— Start of INPUT —

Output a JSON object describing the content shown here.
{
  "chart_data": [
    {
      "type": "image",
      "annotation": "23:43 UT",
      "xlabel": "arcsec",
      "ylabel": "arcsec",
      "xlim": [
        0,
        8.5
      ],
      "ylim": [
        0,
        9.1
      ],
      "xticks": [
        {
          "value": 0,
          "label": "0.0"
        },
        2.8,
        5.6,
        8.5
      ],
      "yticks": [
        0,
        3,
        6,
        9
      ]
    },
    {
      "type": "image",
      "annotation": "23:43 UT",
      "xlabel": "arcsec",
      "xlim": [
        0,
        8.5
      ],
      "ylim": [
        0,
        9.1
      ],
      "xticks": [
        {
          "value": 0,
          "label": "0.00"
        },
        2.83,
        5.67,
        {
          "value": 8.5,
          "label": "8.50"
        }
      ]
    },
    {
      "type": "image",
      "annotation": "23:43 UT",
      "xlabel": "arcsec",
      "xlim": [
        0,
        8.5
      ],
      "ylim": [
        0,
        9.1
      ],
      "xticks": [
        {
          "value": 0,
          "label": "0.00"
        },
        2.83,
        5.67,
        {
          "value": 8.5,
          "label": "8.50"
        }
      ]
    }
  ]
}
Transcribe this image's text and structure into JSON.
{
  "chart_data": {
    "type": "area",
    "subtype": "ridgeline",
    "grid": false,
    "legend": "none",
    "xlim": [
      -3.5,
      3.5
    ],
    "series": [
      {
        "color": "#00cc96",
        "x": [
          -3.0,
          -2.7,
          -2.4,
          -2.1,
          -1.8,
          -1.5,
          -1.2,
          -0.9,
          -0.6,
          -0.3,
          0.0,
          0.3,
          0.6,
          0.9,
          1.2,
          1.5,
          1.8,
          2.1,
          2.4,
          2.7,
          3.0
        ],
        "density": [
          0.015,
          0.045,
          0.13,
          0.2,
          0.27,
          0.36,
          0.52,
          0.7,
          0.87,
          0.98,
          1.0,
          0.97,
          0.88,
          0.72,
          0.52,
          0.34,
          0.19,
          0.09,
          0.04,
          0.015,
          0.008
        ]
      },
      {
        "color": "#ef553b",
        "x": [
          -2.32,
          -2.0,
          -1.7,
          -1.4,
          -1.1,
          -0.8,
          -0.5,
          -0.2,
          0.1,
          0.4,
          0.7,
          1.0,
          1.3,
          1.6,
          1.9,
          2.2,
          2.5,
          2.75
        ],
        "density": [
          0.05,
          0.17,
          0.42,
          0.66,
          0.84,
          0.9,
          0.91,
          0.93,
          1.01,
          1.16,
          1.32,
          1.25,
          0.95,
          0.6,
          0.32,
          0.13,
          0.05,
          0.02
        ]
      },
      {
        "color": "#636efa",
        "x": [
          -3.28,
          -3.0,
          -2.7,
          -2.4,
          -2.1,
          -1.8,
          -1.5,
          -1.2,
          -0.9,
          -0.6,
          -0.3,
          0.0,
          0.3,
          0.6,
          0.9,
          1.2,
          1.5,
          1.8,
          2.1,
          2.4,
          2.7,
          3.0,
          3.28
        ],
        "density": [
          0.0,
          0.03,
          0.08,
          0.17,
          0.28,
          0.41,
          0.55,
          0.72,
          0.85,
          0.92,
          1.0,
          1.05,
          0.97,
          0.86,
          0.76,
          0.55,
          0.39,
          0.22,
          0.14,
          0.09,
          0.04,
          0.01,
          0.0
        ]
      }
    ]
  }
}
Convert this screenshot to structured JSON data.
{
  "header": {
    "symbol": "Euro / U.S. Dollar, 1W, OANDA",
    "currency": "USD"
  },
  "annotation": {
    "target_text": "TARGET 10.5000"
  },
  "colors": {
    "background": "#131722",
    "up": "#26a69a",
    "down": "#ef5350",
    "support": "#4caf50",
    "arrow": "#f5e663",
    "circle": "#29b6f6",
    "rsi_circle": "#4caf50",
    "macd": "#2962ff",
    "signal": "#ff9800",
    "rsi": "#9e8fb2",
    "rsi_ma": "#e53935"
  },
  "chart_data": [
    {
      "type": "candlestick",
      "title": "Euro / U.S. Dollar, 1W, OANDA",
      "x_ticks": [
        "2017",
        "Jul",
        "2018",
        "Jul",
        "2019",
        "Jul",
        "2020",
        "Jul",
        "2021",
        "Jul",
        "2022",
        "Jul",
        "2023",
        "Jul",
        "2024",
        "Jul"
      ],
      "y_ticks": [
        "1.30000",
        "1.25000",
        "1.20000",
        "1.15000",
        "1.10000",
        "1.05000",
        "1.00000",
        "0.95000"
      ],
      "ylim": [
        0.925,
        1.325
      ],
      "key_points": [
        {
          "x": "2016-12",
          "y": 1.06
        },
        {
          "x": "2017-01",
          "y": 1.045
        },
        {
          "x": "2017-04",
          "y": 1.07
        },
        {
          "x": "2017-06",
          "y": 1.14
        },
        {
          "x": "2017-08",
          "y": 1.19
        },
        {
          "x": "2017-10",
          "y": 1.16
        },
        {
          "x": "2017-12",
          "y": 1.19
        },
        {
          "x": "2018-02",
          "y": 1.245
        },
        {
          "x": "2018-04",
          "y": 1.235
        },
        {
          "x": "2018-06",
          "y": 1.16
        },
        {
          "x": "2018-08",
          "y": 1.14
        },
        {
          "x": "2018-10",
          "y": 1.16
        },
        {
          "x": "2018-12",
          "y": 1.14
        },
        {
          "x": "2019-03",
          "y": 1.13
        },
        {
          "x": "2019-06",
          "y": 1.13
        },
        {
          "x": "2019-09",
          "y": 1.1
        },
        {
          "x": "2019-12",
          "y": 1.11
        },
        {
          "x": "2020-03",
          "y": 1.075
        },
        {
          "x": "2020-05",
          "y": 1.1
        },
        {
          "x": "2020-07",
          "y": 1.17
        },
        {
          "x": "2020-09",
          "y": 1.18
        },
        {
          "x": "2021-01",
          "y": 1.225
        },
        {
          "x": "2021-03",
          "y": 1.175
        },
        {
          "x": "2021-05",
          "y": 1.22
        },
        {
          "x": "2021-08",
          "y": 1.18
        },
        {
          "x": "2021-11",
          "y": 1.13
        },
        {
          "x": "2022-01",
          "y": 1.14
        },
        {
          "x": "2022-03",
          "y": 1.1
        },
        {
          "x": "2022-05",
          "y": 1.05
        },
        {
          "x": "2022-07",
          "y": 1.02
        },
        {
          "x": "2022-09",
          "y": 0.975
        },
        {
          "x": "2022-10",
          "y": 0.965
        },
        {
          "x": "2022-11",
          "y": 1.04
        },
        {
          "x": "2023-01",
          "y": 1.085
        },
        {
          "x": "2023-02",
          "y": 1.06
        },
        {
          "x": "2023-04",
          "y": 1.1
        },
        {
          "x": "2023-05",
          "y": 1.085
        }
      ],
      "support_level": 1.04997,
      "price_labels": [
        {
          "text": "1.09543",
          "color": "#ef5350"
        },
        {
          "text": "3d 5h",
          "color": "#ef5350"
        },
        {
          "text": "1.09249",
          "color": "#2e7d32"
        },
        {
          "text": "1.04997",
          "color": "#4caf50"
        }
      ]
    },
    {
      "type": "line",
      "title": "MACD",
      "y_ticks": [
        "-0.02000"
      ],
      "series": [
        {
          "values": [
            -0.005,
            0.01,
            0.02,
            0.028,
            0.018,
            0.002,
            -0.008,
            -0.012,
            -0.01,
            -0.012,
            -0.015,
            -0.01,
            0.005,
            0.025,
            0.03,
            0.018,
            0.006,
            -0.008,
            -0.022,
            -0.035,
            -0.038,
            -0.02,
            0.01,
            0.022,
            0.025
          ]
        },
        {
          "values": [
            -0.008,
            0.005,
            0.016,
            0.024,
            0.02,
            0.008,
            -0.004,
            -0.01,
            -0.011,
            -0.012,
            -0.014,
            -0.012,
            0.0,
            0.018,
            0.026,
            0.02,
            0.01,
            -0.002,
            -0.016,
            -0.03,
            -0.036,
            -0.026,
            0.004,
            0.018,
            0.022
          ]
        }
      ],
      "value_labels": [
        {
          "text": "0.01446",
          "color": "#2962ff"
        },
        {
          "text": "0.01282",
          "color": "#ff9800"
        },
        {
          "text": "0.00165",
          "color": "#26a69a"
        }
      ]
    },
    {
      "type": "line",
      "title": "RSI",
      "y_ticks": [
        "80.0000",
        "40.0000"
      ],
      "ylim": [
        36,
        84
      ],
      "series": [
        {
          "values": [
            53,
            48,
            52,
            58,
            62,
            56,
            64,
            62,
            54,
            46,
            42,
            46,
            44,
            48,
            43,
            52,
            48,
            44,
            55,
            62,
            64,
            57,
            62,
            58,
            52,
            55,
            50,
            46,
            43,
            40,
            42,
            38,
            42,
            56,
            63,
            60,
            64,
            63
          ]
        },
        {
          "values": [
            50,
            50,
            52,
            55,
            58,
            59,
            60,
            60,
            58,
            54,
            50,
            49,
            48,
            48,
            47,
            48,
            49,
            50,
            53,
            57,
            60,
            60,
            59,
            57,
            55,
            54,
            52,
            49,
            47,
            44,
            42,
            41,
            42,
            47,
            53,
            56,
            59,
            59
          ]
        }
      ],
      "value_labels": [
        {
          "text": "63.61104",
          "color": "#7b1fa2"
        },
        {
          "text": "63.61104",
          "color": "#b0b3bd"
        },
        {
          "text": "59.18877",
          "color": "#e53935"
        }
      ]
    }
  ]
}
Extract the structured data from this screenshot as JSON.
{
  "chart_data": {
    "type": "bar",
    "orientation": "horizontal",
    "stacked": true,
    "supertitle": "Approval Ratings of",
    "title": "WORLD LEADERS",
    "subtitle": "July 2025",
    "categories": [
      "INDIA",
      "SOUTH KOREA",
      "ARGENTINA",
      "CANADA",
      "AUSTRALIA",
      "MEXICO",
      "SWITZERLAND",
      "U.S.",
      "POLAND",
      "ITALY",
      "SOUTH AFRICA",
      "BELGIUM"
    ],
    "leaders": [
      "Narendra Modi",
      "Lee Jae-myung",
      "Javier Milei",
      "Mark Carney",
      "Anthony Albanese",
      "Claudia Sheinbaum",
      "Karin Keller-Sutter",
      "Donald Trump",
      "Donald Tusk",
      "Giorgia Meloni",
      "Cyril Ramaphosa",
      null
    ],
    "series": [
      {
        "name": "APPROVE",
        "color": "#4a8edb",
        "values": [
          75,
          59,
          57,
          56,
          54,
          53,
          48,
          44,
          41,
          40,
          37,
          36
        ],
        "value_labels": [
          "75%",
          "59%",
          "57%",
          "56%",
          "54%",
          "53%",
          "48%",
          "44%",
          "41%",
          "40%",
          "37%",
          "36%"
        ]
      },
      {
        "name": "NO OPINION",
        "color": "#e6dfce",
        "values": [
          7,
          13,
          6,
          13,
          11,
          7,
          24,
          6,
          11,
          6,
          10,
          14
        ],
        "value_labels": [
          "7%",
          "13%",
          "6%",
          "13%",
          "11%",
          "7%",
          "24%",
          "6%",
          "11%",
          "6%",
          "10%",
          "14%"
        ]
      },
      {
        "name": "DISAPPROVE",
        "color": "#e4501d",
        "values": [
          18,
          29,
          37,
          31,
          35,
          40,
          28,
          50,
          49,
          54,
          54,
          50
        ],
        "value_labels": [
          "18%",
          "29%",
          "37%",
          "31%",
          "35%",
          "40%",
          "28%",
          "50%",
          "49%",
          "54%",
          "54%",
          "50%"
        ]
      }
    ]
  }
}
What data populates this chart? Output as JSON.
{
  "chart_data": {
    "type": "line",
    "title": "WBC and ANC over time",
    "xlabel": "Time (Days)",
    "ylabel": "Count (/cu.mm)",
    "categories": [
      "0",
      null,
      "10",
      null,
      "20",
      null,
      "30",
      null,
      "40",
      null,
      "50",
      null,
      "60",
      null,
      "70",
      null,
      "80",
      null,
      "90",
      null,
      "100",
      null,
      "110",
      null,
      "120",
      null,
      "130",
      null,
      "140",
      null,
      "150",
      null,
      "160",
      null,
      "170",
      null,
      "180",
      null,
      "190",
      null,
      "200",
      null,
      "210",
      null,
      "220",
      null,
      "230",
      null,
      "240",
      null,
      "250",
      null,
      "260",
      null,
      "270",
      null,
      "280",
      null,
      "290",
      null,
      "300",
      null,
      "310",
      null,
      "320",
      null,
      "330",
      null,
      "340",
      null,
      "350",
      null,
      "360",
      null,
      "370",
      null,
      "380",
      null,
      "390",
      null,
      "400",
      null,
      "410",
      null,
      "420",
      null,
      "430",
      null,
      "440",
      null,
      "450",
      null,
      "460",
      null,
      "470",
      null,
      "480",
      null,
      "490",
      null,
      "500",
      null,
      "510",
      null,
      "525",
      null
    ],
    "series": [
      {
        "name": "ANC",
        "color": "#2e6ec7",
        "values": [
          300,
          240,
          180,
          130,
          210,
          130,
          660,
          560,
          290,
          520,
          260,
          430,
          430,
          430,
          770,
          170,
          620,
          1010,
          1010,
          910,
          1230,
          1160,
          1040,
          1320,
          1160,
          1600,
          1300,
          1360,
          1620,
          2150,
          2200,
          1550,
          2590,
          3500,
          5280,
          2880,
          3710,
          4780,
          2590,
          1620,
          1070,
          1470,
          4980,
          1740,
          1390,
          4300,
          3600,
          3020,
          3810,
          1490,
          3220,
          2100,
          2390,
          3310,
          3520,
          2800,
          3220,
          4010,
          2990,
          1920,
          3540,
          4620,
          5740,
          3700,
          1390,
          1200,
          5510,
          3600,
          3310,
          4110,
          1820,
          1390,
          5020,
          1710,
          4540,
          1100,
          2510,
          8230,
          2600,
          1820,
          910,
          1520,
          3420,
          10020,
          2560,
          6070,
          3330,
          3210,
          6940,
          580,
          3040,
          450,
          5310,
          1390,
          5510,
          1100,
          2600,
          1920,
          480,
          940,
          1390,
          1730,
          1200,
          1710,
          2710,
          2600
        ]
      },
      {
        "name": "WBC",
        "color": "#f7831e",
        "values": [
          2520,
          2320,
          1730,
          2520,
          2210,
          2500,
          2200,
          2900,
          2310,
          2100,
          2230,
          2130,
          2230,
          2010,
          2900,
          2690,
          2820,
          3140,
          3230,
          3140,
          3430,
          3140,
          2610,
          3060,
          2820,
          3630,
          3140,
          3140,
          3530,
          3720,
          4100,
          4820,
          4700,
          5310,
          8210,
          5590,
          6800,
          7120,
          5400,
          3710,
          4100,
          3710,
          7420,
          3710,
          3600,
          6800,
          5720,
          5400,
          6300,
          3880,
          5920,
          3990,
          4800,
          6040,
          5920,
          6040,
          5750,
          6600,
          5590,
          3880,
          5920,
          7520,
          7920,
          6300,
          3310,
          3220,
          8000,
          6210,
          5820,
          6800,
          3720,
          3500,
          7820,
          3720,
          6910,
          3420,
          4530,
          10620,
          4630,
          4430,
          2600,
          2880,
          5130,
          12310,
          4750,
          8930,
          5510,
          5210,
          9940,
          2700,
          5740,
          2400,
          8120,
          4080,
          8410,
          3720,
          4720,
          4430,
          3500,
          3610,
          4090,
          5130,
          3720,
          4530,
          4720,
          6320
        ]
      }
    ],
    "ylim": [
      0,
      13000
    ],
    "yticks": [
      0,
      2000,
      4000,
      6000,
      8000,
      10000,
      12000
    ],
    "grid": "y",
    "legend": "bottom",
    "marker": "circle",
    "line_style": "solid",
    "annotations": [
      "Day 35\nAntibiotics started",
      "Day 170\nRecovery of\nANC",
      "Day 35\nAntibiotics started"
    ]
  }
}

— End of INPUT —

◆ OBJECTIVE ◆
Look through the data and show every line containing "Output".

◆ EXERCISE RESPONSE ◆
Output a JSON object describing the content shown here.
What data populates this chart? Output as JSON.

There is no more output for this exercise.